Required work: Say how many lines in the data below contain the word "shown", and give no other text.

Source data:
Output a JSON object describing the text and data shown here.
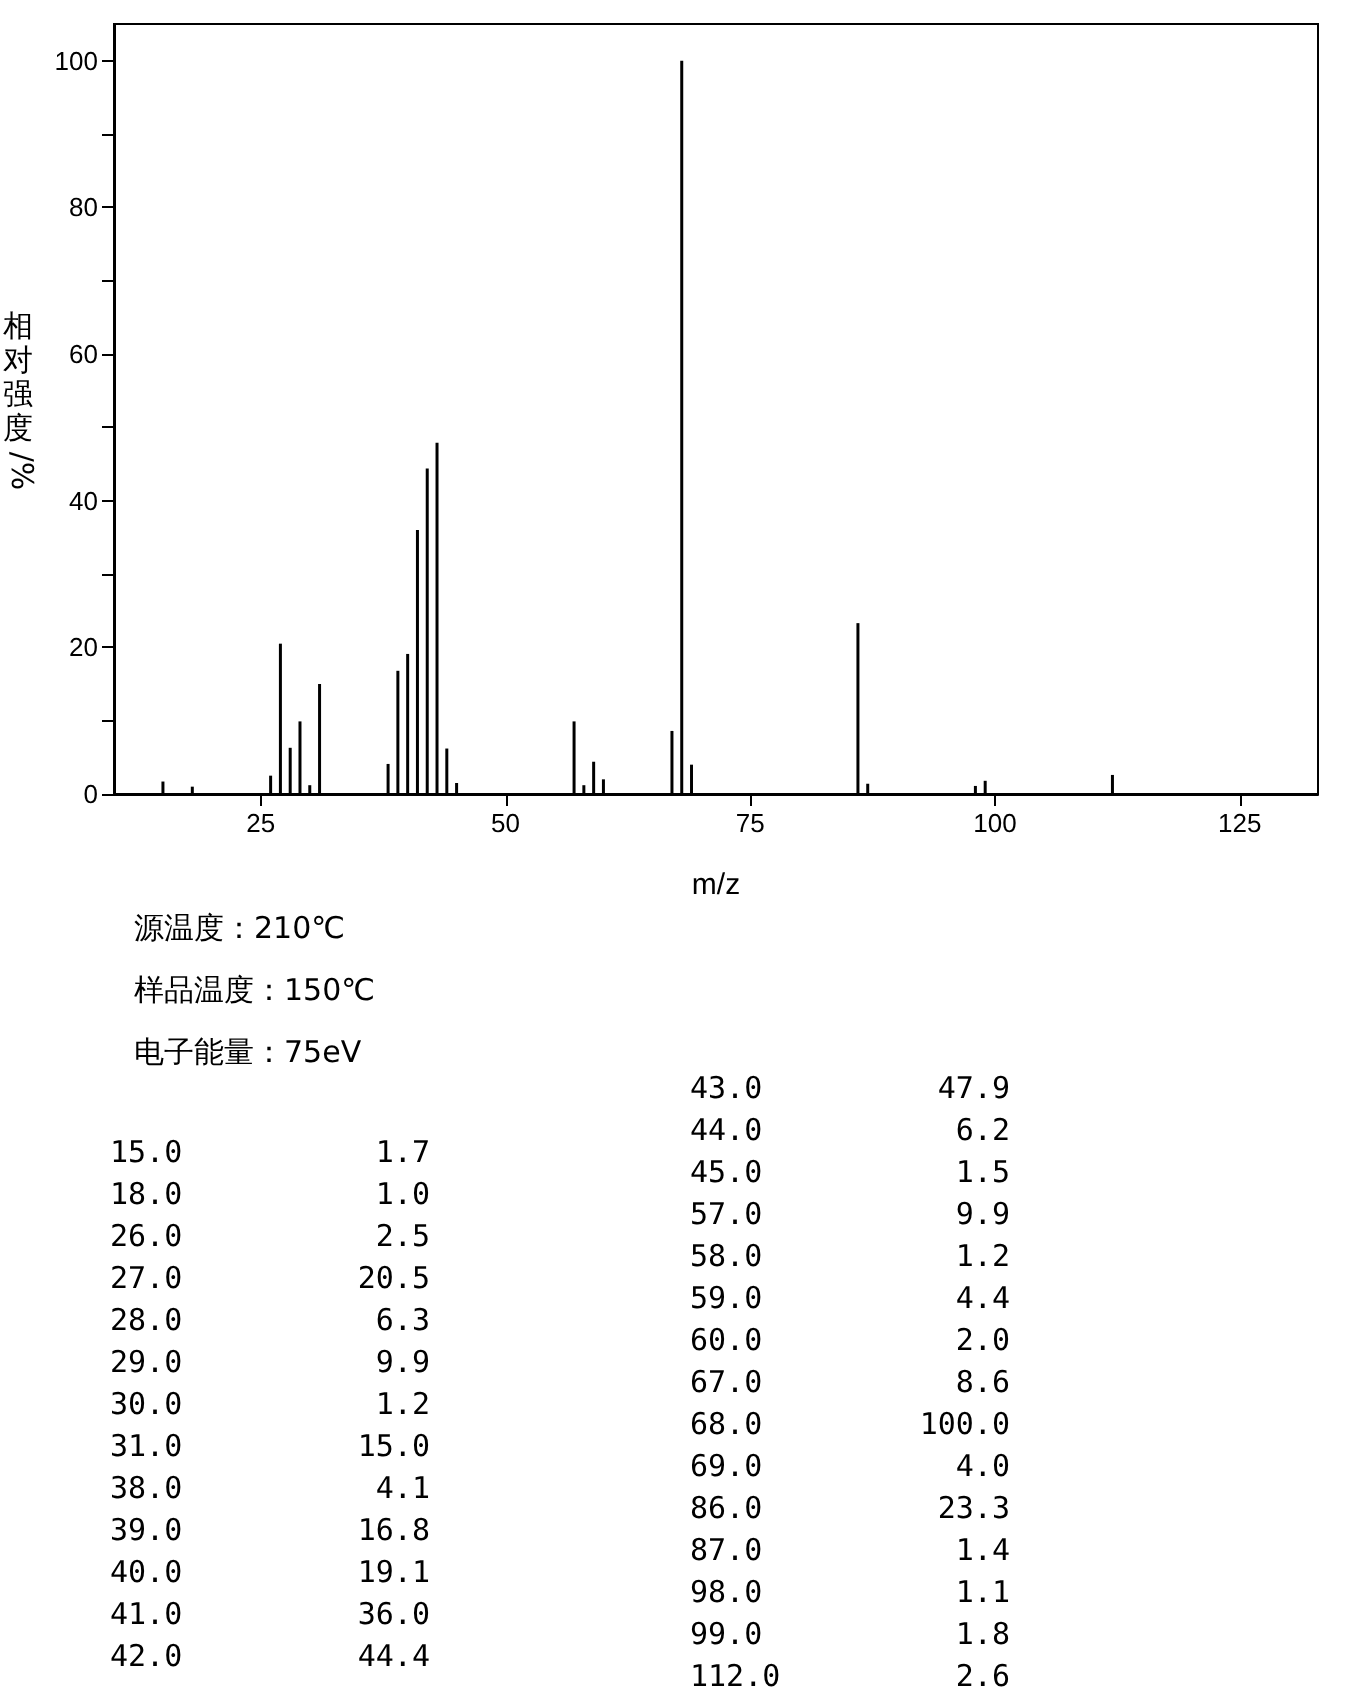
{
  "chart_data": {
    "type": "bar",
    "xlabel": "m/z",
    "ylabel": "相对强度/%",
    "x": [
      15,
      18,
      26,
      27,
      28,
      29,
      30,
      31,
      38,
      39,
      40,
      41,
      42,
      43,
      44,
      45,
      57,
      58,
      59,
      60,
      67,
      68,
      69,
      86,
      87,
      98,
      99,
      112
    ],
    "values": [
      1.7,
      1.0,
      2.5,
      20.5,
      6.3,
      9.9,
      1.2,
      15.0,
      4.1,
      16.8,
      19.1,
      36.0,
      44.4,
      47.9,
      6.2,
      1.5,
      9.9,
      1.2,
      4.4,
      2.0,
      8.6,
      100.0,
      4.0,
      23.3,
      1.4,
      1.1,
      1.8,
      2.6
    ],
    "color": "#000000",
    "xlim": [
      10,
      133
    ],
    "xticks": [
      25,
      50,
      75,
      100,
      125
    ],
    "ylim": [
      0,
      105
    ],
    "yticks": [
      0,
      {
        "value": 10,
        "label": null
      },
      20,
      {
        "value": 30,
        "label": null
      },
      40,
      {
        "value": 50,
        "label": null
      },
      60,
      {
        "value": 70,
        "label": null
      },
      80,
      {
        "value": 90,
        "label": null
      },
      100
    ],
    "grid": false,
    "annotations": [
      "源温度：210℃",
      "样品温度：150℃",
      "电子能量：75eV",
      "15.0",
      "1.7",
      "18.0",
      "1.0",
      "26.0",
      "2.5",
      "27.0",
      "20.5",
      "28.0",
      "6.3",
      "29.0",
      "9.9",
      "30.0",
      "1.2",
      "31.0",
      "15.0",
      "38.0",
      "4.1",
      "39.0",
      "16.8",
      "40.0",
      "19.1",
      "41.0",
      "36.0",
      "42.0",
      "44.4",
      "43.0",
      "47.9",
      "44.0",
      "6.2",
      "45.0",
      "1.5",
      "57.0",
      "9.9",
      "58.0",
      "1.2",
      "59.0",
      "4.4",
      "60.0",
      "2.0",
      "67.0",
      "8.6",
      "68.0",
      "100.0",
      "69.0",
      "4.0",
      "86.0",
      "23.3",
      "87.0",
      "1.4",
      "98.0",
      "1.1",
      "99.0",
      "1.8",
      "112.0",
      "2.6"
    ]
  }
}
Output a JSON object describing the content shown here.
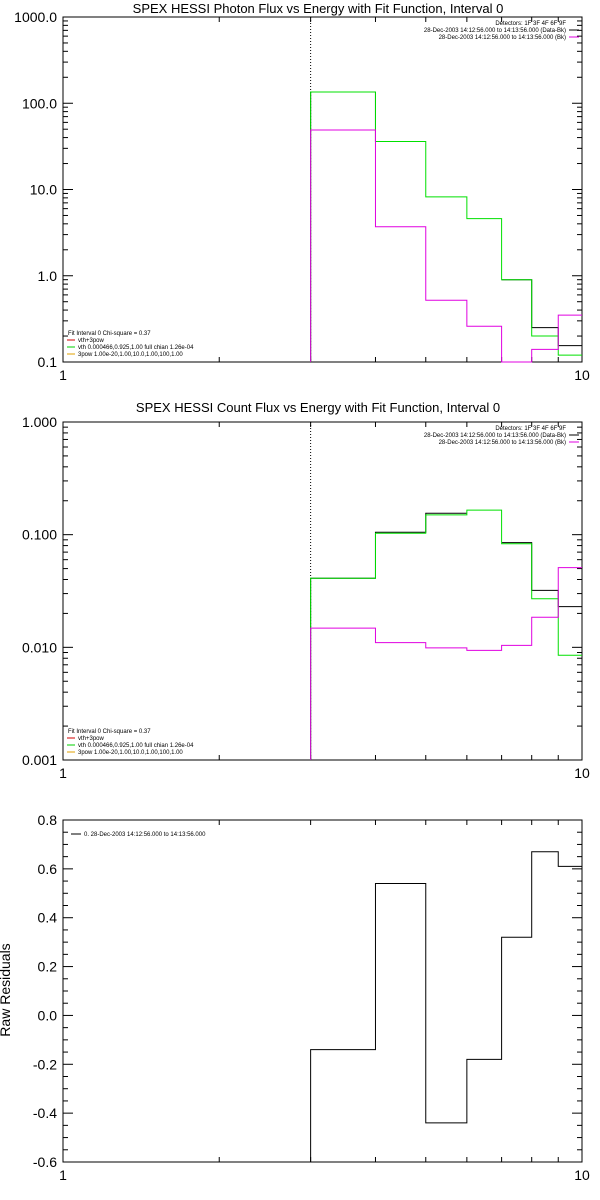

Response: 2